→ Goal:
Copy out every line in the entries below that includes "СОДЕРЖАНИЕ".

→ Material shown:
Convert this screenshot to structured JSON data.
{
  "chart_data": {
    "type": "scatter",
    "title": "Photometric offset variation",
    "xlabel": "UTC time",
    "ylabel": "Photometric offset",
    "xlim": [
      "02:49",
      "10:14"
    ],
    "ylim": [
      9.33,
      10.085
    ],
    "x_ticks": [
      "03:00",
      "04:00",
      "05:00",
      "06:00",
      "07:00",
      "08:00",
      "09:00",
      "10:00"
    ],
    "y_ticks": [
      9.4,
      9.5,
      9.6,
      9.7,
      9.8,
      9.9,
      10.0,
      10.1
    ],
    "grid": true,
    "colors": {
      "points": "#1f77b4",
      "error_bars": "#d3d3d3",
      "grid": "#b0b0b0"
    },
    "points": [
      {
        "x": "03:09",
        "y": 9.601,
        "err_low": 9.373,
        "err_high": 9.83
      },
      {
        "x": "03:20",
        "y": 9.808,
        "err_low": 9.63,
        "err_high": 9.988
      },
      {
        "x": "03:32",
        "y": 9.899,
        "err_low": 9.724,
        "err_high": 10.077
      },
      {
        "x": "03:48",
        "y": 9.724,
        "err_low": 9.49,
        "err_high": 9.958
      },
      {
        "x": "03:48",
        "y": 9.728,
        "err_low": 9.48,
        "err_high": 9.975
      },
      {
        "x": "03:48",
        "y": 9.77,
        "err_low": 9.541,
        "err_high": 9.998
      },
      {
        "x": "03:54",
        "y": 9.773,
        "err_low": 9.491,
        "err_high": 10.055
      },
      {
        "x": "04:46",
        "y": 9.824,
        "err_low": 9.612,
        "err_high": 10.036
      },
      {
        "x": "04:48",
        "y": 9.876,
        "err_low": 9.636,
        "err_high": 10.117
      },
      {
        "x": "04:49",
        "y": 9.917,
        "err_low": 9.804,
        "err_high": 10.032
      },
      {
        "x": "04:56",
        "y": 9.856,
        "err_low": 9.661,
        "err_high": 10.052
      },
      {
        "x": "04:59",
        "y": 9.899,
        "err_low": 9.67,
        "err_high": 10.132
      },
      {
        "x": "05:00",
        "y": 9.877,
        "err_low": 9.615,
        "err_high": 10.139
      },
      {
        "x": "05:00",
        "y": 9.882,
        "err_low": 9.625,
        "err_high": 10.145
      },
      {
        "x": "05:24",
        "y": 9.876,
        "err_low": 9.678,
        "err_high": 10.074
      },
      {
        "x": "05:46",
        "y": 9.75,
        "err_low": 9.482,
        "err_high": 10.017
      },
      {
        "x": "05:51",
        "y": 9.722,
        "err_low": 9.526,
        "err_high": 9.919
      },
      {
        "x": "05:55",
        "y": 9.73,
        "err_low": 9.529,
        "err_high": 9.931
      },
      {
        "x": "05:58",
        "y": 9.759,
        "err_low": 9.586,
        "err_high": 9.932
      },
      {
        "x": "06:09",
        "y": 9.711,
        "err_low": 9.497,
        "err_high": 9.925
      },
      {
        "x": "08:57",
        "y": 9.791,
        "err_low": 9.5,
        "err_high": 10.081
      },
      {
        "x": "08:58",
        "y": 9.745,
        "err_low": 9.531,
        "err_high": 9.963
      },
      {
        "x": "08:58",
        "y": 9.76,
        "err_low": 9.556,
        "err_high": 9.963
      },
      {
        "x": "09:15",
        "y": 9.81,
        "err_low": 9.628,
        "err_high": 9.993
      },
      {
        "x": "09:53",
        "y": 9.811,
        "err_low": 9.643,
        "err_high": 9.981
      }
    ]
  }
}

==

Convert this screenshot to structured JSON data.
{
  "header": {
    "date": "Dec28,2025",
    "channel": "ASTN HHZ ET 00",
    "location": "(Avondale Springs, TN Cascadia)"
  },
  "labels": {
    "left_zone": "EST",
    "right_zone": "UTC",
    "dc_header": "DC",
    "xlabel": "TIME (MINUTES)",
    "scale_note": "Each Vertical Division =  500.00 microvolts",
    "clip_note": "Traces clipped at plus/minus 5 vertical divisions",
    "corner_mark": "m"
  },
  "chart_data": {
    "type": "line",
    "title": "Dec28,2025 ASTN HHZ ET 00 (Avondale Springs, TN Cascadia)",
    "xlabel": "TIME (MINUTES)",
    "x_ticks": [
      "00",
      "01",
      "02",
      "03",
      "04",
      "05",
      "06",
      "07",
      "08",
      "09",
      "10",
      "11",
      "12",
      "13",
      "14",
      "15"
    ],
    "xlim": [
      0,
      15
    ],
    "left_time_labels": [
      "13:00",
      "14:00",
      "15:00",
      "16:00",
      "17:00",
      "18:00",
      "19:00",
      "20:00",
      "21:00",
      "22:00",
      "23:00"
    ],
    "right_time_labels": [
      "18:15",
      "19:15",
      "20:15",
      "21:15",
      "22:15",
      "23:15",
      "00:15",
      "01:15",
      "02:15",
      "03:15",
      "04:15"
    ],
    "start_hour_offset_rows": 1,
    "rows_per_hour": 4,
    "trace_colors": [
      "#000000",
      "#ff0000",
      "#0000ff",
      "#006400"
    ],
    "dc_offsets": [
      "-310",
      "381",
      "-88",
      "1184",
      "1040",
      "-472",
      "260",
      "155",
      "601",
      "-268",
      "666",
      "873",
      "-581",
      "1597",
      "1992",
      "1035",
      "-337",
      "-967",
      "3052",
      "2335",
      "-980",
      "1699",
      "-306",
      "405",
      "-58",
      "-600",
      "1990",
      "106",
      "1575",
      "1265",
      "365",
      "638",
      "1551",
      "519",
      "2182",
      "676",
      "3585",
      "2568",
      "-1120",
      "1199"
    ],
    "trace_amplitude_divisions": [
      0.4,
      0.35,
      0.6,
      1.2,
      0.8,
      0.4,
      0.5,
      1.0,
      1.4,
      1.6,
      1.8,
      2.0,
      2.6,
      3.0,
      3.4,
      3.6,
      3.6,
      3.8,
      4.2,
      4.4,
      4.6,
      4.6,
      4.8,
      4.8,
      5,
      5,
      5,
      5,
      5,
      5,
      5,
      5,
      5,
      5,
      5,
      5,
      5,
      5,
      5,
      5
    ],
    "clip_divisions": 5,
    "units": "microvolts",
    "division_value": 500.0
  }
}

==

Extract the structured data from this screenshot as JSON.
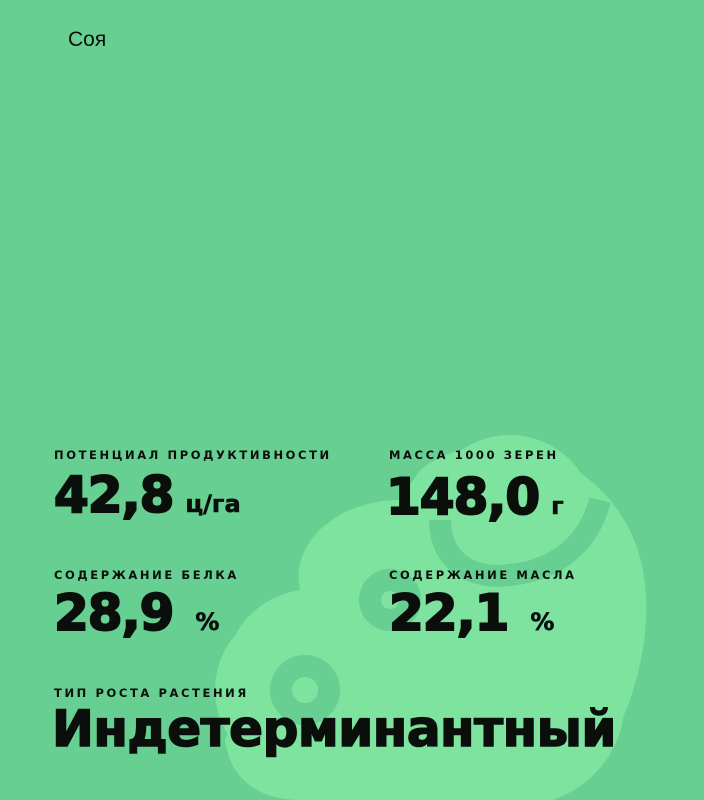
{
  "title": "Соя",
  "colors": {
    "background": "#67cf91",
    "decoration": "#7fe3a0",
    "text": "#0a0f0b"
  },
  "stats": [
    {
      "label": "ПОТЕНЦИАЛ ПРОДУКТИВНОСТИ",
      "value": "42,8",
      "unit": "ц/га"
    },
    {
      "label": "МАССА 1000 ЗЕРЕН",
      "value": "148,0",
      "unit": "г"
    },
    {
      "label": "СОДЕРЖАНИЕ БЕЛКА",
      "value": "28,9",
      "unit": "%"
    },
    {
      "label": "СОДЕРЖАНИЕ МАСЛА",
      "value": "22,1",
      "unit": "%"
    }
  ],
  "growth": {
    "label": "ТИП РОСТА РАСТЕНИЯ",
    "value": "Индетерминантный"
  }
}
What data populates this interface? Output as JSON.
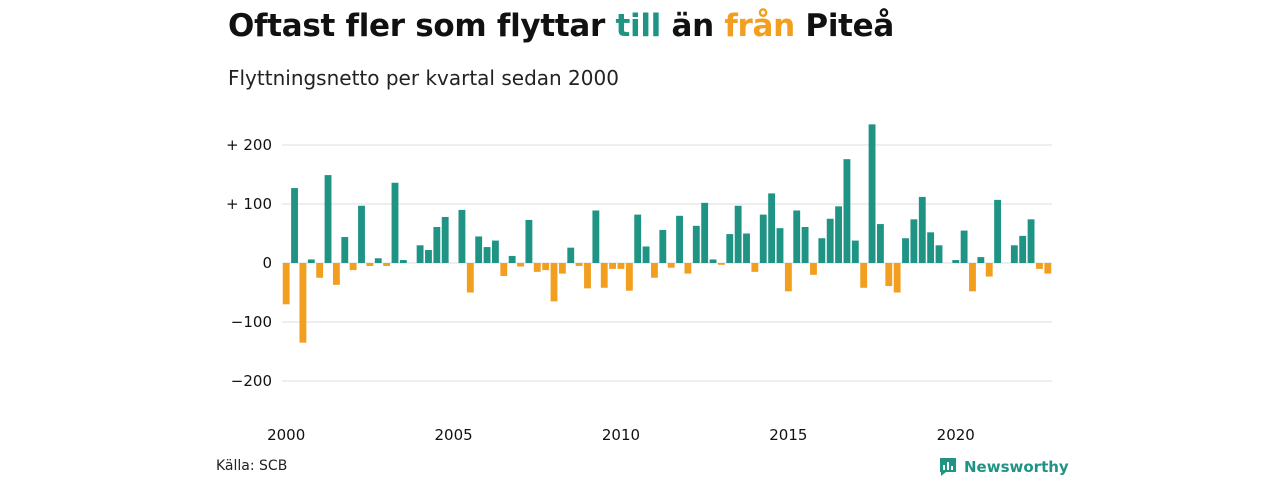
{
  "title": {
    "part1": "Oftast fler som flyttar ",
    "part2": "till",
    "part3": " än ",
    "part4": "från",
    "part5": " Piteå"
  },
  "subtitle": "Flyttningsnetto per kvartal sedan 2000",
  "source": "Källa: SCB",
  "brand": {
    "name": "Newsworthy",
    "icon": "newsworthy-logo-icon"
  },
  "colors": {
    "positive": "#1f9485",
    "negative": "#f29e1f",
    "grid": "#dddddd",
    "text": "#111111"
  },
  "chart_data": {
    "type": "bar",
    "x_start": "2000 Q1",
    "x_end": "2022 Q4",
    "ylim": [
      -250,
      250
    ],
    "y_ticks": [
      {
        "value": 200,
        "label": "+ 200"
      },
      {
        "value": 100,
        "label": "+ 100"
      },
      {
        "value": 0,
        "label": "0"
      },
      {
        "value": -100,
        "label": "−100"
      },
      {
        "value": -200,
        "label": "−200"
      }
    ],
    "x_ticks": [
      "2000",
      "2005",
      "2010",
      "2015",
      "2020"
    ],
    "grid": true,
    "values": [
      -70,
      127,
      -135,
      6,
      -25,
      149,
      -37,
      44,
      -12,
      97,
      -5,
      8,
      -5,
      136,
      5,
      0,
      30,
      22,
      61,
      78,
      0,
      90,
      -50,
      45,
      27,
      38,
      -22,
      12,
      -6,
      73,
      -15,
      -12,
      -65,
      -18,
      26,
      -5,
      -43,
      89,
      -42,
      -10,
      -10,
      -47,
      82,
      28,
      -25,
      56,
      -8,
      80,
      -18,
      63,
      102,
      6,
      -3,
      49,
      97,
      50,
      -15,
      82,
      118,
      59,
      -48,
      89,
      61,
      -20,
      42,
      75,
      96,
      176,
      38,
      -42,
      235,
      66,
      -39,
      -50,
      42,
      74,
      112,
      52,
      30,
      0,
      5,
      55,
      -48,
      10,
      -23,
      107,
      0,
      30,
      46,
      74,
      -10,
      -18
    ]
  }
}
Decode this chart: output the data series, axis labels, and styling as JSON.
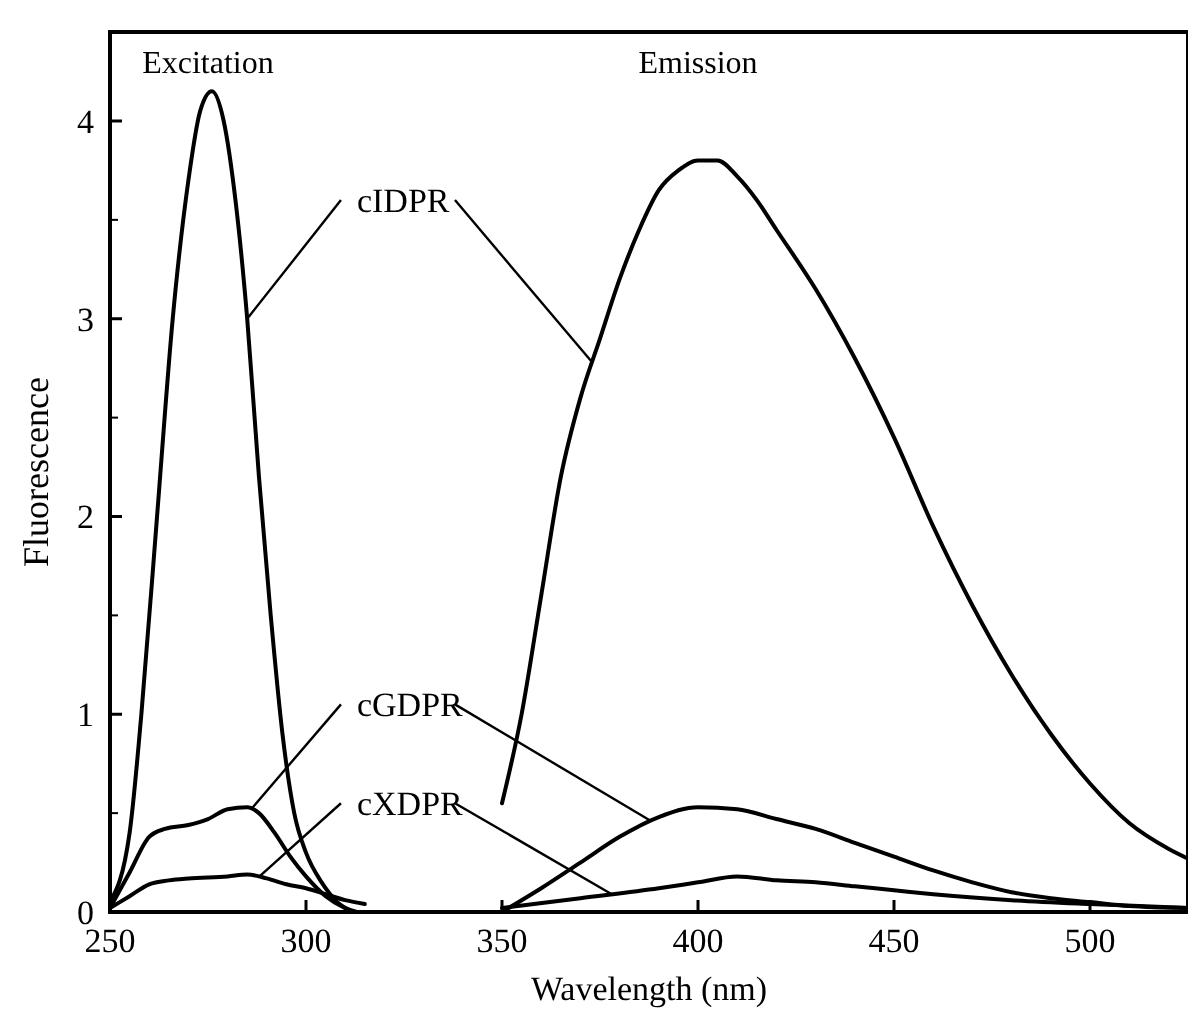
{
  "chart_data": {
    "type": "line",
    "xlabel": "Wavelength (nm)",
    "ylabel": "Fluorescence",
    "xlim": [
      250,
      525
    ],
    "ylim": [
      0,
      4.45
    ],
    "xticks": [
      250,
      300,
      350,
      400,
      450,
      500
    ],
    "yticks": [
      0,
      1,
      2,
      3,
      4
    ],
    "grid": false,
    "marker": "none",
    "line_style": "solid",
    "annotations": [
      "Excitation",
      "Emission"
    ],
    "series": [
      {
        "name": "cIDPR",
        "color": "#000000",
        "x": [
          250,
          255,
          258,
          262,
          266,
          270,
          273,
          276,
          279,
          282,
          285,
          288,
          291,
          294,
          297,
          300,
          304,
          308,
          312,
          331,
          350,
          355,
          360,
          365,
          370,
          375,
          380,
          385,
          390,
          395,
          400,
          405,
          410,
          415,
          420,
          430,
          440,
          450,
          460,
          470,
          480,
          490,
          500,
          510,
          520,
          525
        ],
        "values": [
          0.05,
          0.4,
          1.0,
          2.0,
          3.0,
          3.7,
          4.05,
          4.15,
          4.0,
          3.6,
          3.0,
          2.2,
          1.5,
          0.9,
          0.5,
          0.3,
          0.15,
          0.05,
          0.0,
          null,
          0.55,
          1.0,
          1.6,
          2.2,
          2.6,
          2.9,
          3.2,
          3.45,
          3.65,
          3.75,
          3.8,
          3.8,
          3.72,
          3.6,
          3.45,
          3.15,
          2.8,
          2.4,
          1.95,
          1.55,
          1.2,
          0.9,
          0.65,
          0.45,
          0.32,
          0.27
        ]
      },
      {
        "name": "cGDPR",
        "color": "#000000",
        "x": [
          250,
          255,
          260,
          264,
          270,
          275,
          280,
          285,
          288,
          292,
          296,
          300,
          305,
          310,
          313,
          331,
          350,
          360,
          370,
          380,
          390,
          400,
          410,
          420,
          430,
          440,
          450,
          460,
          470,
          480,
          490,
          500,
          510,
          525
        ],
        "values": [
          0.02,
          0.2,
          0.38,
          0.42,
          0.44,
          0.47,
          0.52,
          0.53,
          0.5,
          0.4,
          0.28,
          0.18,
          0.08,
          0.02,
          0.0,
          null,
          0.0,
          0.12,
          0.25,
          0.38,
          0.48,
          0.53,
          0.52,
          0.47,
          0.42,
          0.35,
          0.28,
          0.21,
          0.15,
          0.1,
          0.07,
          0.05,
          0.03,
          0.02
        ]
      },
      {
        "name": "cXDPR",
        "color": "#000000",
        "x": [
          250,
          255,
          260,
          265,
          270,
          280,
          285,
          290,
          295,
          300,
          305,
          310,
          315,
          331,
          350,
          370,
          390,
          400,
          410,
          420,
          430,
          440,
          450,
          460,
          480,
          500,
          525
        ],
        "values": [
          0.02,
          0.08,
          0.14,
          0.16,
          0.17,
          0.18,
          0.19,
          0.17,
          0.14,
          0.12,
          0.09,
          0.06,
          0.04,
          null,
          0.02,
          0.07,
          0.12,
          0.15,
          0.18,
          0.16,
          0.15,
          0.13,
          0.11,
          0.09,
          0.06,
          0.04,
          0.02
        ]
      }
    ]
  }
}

→ Solution to the exercise:
      "label": "СОДЕРЖАНИЕ БЕЛКА",
      "label": "СОДЕРЖАНИЕ МАСЛА",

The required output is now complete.